● Extracted material:
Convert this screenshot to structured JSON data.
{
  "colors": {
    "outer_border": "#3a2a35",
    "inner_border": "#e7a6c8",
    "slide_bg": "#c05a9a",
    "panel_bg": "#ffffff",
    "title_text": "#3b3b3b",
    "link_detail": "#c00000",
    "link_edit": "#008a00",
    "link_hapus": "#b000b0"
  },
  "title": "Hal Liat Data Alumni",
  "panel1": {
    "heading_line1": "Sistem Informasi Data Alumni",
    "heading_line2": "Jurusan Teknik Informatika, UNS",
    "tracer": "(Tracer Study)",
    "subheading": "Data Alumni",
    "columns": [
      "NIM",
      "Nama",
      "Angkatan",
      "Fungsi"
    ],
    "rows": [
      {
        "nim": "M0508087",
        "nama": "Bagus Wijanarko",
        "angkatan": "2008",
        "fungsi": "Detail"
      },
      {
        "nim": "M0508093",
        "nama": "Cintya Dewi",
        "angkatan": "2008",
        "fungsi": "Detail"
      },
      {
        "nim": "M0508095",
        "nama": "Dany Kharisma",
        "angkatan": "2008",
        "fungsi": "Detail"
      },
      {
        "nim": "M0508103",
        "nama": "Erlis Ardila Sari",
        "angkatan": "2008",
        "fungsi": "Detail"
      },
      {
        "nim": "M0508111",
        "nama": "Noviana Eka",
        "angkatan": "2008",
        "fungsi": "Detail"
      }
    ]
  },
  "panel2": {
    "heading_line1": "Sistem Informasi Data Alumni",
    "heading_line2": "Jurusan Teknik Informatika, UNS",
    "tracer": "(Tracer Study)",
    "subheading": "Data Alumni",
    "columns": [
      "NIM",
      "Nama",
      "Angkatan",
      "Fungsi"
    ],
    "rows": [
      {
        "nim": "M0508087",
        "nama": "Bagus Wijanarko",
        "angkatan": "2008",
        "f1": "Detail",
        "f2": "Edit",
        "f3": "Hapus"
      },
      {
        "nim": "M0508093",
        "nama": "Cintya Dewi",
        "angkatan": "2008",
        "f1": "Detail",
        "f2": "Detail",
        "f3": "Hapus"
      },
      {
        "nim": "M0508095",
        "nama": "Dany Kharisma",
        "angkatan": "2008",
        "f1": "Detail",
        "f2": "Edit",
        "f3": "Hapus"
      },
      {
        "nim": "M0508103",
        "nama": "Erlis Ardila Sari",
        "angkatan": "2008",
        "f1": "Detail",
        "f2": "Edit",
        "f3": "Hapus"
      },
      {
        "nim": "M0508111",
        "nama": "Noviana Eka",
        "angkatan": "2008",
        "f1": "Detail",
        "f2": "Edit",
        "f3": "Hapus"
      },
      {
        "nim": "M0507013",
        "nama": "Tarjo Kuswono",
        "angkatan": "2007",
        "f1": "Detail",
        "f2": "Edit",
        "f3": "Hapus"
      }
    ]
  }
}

● Objective:
Hand back the material above in full, exactly as written.

● Complete output:
Convert this screenshot to structured JSON data.
{
  "colors": {
    "outer_border": "#3a2a35",
    "inner_border": "#e7a6c8",
    "slide_bg": "#c05a9a",
    "panel_bg": "#ffffff",
    "title_text": "#3b3b3b",
    "link_detail": "#c00000",
    "link_edit": "#008a00",
    "link_hapus": "#b000b0"
  },
  "title": "Hal Liat Data Alumni",
  "panel1": {
    "heading_line1": "Sistem Informasi Data Alumni",
    "heading_line2": "Jurusan Teknik Informatika, UNS",
    "tracer": "(Tracer Study)",
    "subheading": "Data Alumni",
    "columns": [
      "NIM",
      "Nama",
      "Angkatan",
      "Fungsi"
    ],
    "rows": [
      {
        "nim": "M0508087",
        "nama": "Bagus Wijanarko",
        "angkatan": "2008",
        "fungsi": "Detail"
      },
      {
        "nim": "M0508093",
        "nama": "Cintya Dewi",
        "angkatan": "2008",
        "fungsi": "Detail"
      },
      {
        "nim": "M0508095",
        "nama": "Dany Kharisma",
        "angkatan": "2008",
        "fungsi": "Detail"
      },
      {
        "nim": "M0508103",
        "nama": "Erlis Ardila Sari",
        "angkatan": "2008",
        "fungsi": "Detail"
      },
      {
        "nim": "M0508111",
        "nama": "Noviana Eka",
        "angkatan": "2008",
        "fungsi": "Detail"
      }
    ]
  },
  "panel2": {
    "heading_line1": "Sistem Informasi Data Alumni",
    "heading_line2": "Jurusan Teknik Informatika, UNS",
    "tracer": "(Tracer Study)",
    "subheading": "Data Alumni",
    "columns": [
      "NIM",
      "Nama",
      "Angkatan",
      "Fungsi"
    ],
    "rows": [
      {
        "nim": "M0508087",
        "nama": "Bagus Wijanarko",
        "angkatan": "2008",
        "f1": "Detail",
        "f2": "Edit",
        "f3": "Hapus"
      },
      {
        "nim": "M0508093",
        "nama": "Cintya Dewi",
        "angkatan": "2008",
        "f1": "Detail",
        "f2": "Detail",
        "f3": "Hapus"
      },
      {
        "nim": "M0508095",
        "nama": "Dany Kharisma",
        "angkatan": "2008",
        "f1": "Detail",
        "f2": "Edit",
        "f3": "Hapus"
      },
      {
        "nim": "M0508103",
        "nama": "Erlis Ardila Sari",
        "angkatan": "2008",
        "f1": "Detail",
        "f2": "Edit",
        "f3": "Hapus"
      },
      {
        "nim": "M0508111",
        "nama": "Noviana Eka",
        "angkatan": "2008",
        "f1": "Detail",
        "f2": "Edit",
        "f3": "Hapus"
      },
      {
        "nim": "M0507013",
        "nama": "Tarjo Kuswono",
        "angkatan": "2007",
        "f1": "Detail",
        "f2": "Edit",
        "f3": "Hapus"
      }
    ]
  }
}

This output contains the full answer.